Only the number is wanted: tally the lines below that contain the word "JSON".

START Dataset extract

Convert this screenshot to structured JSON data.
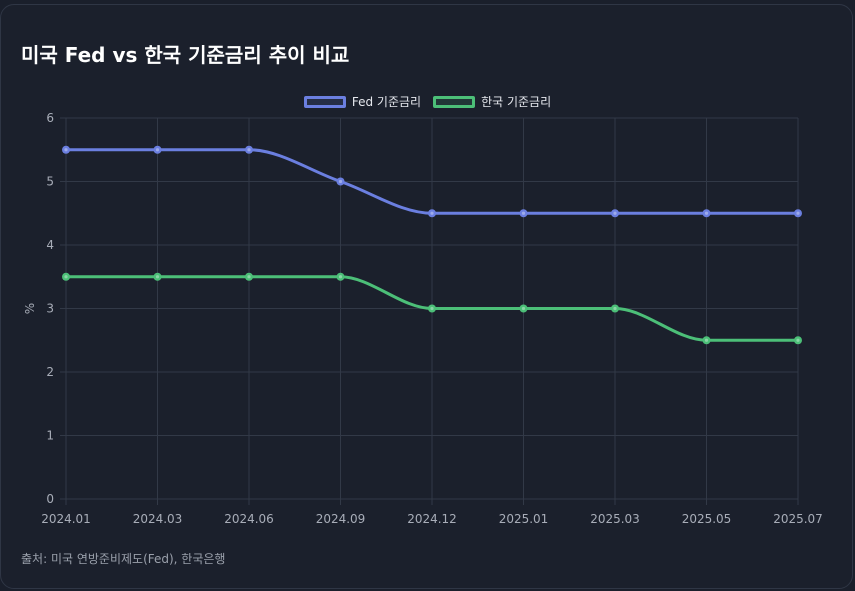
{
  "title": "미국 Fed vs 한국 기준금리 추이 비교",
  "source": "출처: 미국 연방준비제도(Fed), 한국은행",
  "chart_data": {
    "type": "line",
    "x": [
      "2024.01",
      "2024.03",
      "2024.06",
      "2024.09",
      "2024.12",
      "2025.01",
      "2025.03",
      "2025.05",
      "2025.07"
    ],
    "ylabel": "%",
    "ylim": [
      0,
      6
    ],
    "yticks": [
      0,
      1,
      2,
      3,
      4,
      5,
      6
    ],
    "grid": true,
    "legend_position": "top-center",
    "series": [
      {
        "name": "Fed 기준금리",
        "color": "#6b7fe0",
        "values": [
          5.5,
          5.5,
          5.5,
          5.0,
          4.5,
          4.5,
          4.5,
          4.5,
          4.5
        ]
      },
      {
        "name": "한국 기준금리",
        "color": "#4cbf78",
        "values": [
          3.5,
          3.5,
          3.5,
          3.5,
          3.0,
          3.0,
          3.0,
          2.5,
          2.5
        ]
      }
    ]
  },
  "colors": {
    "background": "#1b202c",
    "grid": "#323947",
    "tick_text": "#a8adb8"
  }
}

END Dataset extract
START Dataset extract

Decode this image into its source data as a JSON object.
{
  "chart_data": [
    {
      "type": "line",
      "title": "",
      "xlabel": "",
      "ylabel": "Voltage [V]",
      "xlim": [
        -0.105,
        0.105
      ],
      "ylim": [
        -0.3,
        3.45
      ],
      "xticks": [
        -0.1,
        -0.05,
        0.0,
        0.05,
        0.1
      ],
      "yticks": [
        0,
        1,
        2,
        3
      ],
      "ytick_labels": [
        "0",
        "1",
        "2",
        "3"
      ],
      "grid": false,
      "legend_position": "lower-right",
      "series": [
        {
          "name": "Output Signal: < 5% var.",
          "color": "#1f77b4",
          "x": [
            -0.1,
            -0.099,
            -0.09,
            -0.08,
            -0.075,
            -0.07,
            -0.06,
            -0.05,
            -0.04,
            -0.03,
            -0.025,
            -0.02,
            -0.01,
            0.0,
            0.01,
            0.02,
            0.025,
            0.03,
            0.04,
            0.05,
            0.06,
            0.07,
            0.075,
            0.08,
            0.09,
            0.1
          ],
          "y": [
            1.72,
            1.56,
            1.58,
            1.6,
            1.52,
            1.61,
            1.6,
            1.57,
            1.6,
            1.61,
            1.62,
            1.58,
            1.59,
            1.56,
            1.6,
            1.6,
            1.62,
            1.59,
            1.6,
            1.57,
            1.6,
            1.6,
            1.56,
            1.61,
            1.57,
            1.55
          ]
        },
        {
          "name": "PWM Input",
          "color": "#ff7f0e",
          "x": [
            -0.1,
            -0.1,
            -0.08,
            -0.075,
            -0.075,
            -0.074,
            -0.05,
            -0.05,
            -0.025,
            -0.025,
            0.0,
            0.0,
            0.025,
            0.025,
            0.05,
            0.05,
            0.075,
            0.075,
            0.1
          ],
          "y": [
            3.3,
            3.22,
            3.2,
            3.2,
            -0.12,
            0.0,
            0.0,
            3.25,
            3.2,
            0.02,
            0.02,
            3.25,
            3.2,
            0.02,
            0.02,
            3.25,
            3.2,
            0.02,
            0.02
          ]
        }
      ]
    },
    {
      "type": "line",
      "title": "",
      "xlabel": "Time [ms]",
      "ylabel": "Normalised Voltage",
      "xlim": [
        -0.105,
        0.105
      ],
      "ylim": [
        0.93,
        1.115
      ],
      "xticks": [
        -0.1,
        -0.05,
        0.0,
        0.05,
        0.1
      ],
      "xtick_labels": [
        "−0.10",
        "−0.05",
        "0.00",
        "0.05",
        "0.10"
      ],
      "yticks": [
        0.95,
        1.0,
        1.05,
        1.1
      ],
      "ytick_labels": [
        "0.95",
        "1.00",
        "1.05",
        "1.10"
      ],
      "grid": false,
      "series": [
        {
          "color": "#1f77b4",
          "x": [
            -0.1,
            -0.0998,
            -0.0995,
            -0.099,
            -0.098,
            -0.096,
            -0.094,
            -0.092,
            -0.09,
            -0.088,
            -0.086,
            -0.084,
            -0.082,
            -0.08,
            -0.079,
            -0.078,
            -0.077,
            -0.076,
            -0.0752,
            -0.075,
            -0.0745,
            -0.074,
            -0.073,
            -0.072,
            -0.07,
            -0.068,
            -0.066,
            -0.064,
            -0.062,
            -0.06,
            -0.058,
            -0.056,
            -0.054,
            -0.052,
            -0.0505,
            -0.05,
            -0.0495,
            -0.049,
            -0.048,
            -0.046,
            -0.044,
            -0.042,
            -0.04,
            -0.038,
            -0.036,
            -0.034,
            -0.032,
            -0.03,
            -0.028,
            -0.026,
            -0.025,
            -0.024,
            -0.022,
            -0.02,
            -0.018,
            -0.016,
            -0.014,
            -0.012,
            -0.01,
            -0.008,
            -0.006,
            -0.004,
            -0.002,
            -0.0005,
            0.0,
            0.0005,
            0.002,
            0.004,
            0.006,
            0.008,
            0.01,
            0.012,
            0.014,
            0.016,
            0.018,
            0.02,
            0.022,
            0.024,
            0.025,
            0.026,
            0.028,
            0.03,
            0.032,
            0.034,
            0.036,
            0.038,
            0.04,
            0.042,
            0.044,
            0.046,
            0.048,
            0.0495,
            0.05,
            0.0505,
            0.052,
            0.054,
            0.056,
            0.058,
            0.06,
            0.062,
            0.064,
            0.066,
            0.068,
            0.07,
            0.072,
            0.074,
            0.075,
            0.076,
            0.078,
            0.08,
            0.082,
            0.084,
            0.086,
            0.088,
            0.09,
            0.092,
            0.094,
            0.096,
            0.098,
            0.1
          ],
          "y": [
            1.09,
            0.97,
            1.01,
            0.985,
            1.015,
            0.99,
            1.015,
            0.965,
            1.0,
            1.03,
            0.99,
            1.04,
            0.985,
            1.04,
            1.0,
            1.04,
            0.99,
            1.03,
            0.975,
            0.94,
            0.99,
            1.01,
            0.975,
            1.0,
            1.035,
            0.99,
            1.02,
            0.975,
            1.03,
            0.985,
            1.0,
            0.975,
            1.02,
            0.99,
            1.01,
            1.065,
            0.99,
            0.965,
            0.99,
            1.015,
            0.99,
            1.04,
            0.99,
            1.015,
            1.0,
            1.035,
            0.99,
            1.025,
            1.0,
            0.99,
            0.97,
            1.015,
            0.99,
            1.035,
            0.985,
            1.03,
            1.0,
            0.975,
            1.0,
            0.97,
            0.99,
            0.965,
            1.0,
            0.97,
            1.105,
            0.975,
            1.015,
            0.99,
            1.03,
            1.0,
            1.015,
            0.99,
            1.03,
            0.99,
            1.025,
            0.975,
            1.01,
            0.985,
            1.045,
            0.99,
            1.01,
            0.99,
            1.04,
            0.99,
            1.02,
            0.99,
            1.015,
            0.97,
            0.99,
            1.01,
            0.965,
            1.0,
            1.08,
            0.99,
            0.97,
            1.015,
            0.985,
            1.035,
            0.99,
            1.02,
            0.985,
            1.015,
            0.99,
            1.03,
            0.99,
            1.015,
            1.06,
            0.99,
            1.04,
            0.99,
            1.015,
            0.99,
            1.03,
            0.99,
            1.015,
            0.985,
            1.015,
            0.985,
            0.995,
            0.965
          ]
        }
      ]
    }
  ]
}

END Dataset extract

- **Problem solution**
2